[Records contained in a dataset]
※
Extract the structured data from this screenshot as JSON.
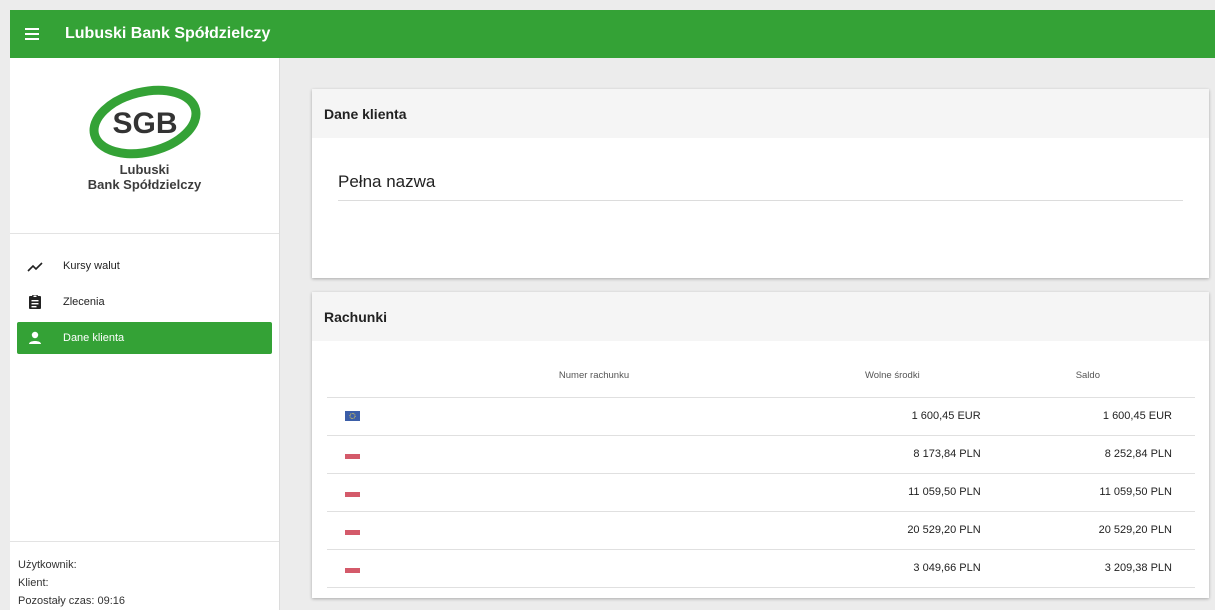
{
  "app": {
    "title": "Lubuski Bank Spółdzielczy"
  },
  "brand": {
    "logo_text": "SGB",
    "name_line1": "Lubuski",
    "name_line2": "Bank Spółdzielczy",
    "accent_color": "#34a236"
  },
  "nav": {
    "items": [
      {
        "label": "Kursy walut",
        "icon": "trending-up-icon",
        "active": false
      },
      {
        "label": "Zlecenia",
        "icon": "clipboard-icon",
        "active": false
      },
      {
        "label": "Dane klienta",
        "icon": "person-icon",
        "active": true
      }
    ]
  },
  "user": {
    "user_label": "Użytkownik:",
    "client_label": "Klient:",
    "time_label": "Pozostały czas:",
    "time_value": "09:16"
  },
  "client_card": {
    "title": "Dane klienta",
    "full_name_label": "Pełna nazwa"
  },
  "accounts_card": {
    "title": "Rachunki",
    "columns": [
      "Numer rachunku",
      "Wolne środki",
      "Saldo"
    ],
    "rows": [
      {
        "flag": "eu-flag-icon",
        "number": "",
        "available": "1 600,45 EUR",
        "balance": "1 600,45 EUR"
      },
      {
        "flag": "pl-flag-icon",
        "number": "",
        "available": "8 173,84 PLN",
        "balance": "8 252,84 PLN"
      },
      {
        "flag": "pl-flag-icon",
        "number": "",
        "available": "11 059,50 PLN",
        "balance": "11 059,50 PLN"
      },
      {
        "flag": "pl-flag-icon",
        "number": "",
        "available": "20 529,20 PLN",
        "balance": "20 529,20 PLN"
      },
      {
        "flag": "pl-flag-icon",
        "number": "",
        "available": "3 049,66 PLN",
        "balance": "3 209,38 PLN"
      }
    ]
  }
}
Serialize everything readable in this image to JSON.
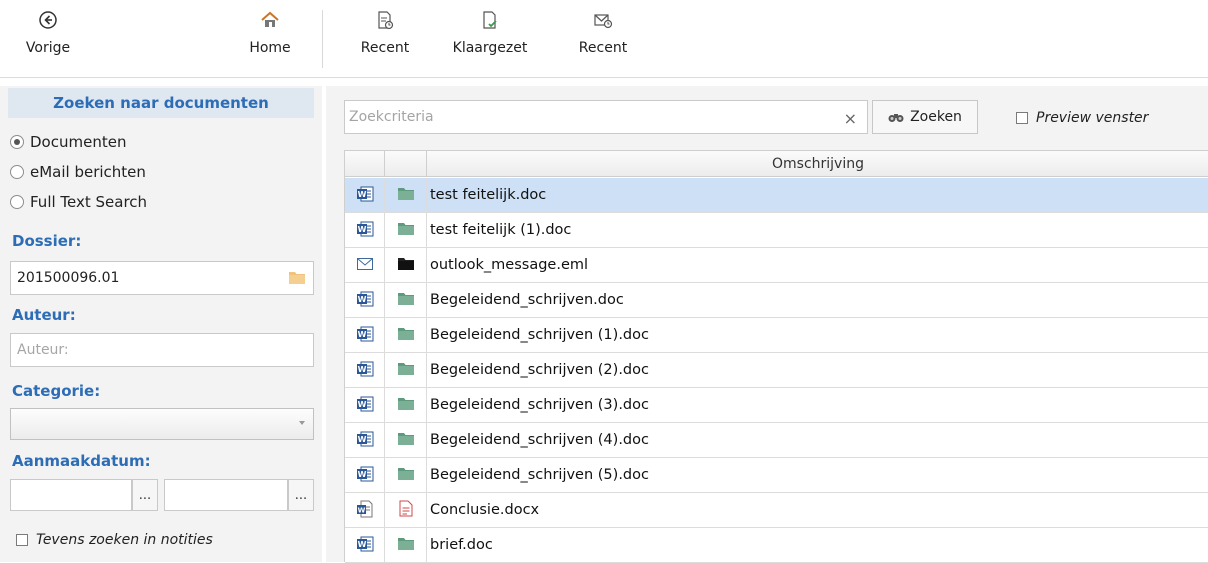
{
  "toolbar": {
    "back": {
      "label": "Vorige",
      "icon": "back-arrow-icon"
    },
    "home": {
      "label": "Home",
      "icon": "home-icon"
    },
    "recent_docs": {
      "label": "Recent",
      "icon": "recent-document-icon"
    },
    "prepared": {
      "label": "Klaargezet",
      "icon": "prepared-document-icon"
    },
    "recent_mail": {
      "label": "Recent",
      "icon": "recent-mail-icon"
    }
  },
  "left": {
    "header": "Zoeken naar documenten",
    "search_types": [
      {
        "label": "Documenten",
        "selected": true
      },
      {
        "label": "eMail berichten",
        "selected": false
      },
      {
        "label": "Full Text Search",
        "selected": false
      }
    ],
    "dossier": {
      "label": "Dossier:",
      "value": "201500096.01"
    },
    "auteur": {
      "label": "Auteur:",
      "placeholder": "Auteur:"
    },
    "categorie": {
      "label": "Categorie:",
      "value": ""
    },
    "aanmaakdatum": {
      "label": "Aanmaakdatum:",
      "from": "",
      "to": "",
      "picker_label": "..."
    },
    "notes_option": {
      "label": "Tevens zoeken in notities",
      "checked": false
    }
  },
  "search": {
    "placeholder": "Zoekcriteria",
    "clear_label": "×",
    "button_label": "Zoeken",
    "preview_label": "Preview venster",
    "preview_checked": false
  },
  "grid": {
    "column_header": "Omschrijving",
    "rows": [
      {
        "name": "test feitelijk.doc",
        "type_icon": "word-icon",
        "status_icon": "folder-green-icon",
        "selected": true
      },
      {
        "name": "test feitelijk (1).doc",
        "type_icon": "word-icon",
        "status_icon": "folder-green-icon",
        "selected": false
      },
      {
        "name": "outlook_message.eml",
        "type_icon": "mail-icon",
        "status_icon": "folder-black-icon",
        "selected": false
      },
      {
        "name": "Begeleidend_schrijven.doc",
        "type_icon": "word-icon",
        "status_icon": "folder-green-icon",
        "selected": false
      },
      {
        "name": "Begeleidend_schrijven (1).doc",
        "type_icon": "word-icon",
        "status_icon": "folder-green-icon",
        "selected": false
      },
      {
        "name": "Begeleidend_schrijven (2).doc",
        "type_icon": "word-icon",
        "status_icon": "folder-green-icon",
        "selected": false
      },
      {
        "name": "Begeleidend_schrijven (3).doc",
        "type_icon": "word-icon",
        "status_icon": "folder-green-icon",
        "selected": false
      },
      {
        "name": "Begeleidend_schrijven (4).doc",
        "type_icon": "word-icon",
        "status_icon": "folder-green-icon",
        "selected": false
      },
      {
        "name": "Begeleidend_schrijven (5).doc",
        "type_icon": "word-icon",
        "status_icon": "folder-green-icon",
        "selected": false
      },
      {
        "name": "Conclusie.docx",
        "type_icon": "word-doc-icon",
        "status_icon": "document-red-icon",
        "selected": false
      },
      {
        "name": "brief.doc",
        "type_icon": "word-icon",
        "status_icon": "folder-green-icon",
        "selected": false
      }
    ]
  },
  "colors": {
    "accent": "#2d6db5",
    "selected_row": "#cde0f6",
    "panel_bg": "#f3f3f3",
    "header_bg": "#dfe7f1",
    "folder_green": "#5f9a7e",
    "word_blue": "#2b5797"
  }
}
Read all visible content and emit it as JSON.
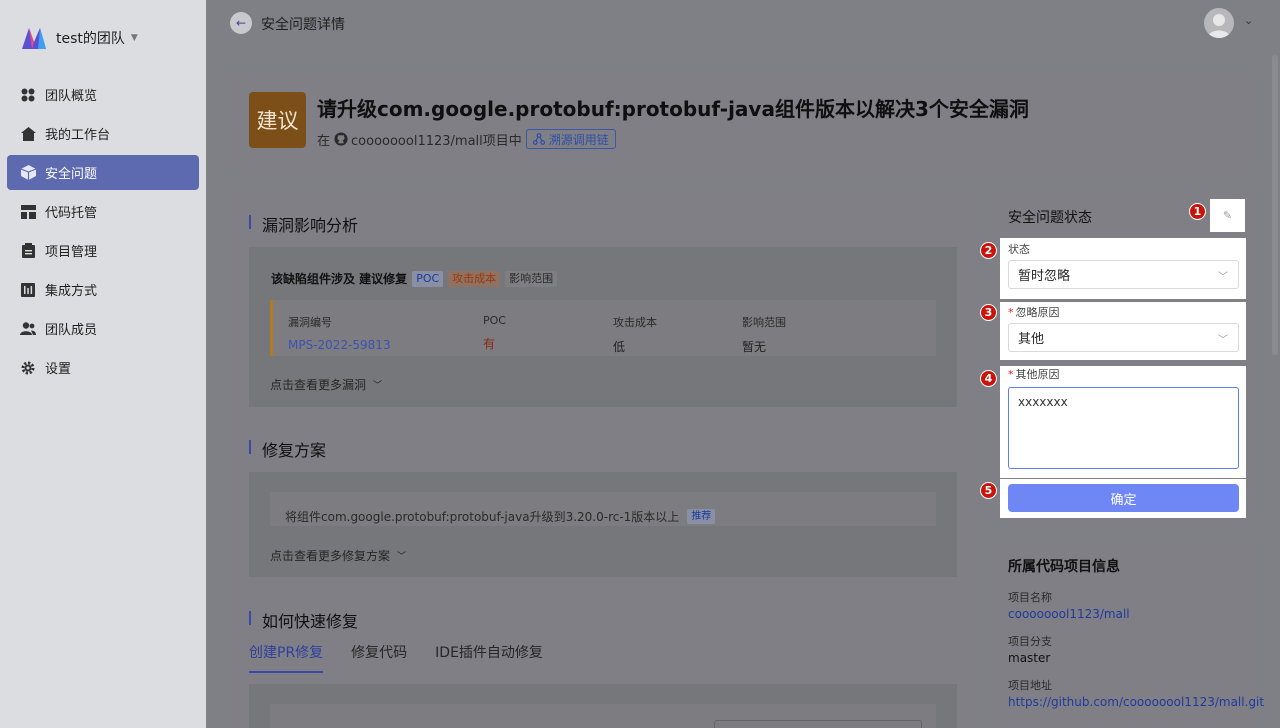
{
  "colors": {
    "accent": "#3949a8",
    "active_nav": "#5d6ab0",
    "suggest_badge": "#7c4f18",
    "annotation_marker": "#c8140a",
    "confirm_button": "#6f87f5"
  },
  "team": {
    "name": "test的团队",
    "logo_icon": "team-logo-icon"
  },
  "sidebar": {
    "items": [
      {
        "label": "团队概览",
        "icon": "overview-icon"
      },
      {
        "label": "我的工作台",
        "icon": "home-icon"
      },
      {
        "label": "安全问题",
        "icon": "cube-icon",
        "active": true
      },
      {
        "label": "代码托管",
        "icon": "layout-icon"
      },
      {
        "label": "项目管理",
        "icon": "clipboard-icon"
      },
      {
        "label": "集成方式",
        "icon": "integration-icon"
      },
      {
        "label": "团队成员",
        "icon": "members-icon"
      },
      {
        "label": "设置",
        "icon": "gear-icon"
      }
    ]
  },
  "header": {
    "title": "安全问题详情"
  },
  "issue": {
    "badge": "建议",
    "title": "请升级com.google.protobuf:protobuf-java组件版本以解决3个安全漏洞",
    "sub_prefix": "在",
    "repo": "coooooool1123/mall项目中",
    "trace_label": "溯源调用链"
  },
  "analysis": {
    "heading": "漏洞影响分析",
    "summary": "该缺陷组件涉及 建议修复",
    "tags": [
      "POC",
      "攻击成本",
      "影响范围"
    ],
    "columns": [
      "漏洞编号",
      "POC",
      "攻击成本",
      "影响范围"
    ],
    "row": {
      "id": "MPS-2022-59813",
      "poc": "有",
      "cost": "低",
      "scope": "暂无"
    },
    "more": "点击查看更多漏洞"
  },
  "fix": {
    "heading": "修复方案",
    "text": "将组件com.google.protobuf:protobuf-java升级到3.20.0-rc-1版本以上",
    "tag": "推荐",
    "more": "点击查看更多修复方案"
  },
  "quickfix": {
    "heading": "如何快速修复",
    "tabs": [
      "创建PR修复",
      "修复代码",
      "IDE插件自动修复"
    ]
  },
  "status_panel": {
    "title": "安全问题状态",
    "status_label": "状态",
    "status_value": "暂时忽略",
    "ignore_label": "忽略原因",
    "ignore_value": "其他",
    "other_label": "其他原因",
    "other_value": "xxxxxxx",
    "confirm": "确定",
    "markers": [
      "1",
      "2",
      "3",
      "4",
      "5"
    ]
  },
  "project_info": {
    "title": "所属代码项目信息",
    "name_label": "项目名称",
    "name_value": "coooooool1123/mall",
    "branch_label": "项目分支",
    "branch_value": "master",
    "url_label": "项目地址",
    "url_value": "https://github.com/coooooool1123/mall.git"
  }
}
※
> CHALLENGE
Write out every line of the preceding listing that contains "Bank".

> COMPLETE OUTPUT
    "title": "Lubuski Bank Spółdzielczy"
    "name_line2": "Bank Spółdzielczy",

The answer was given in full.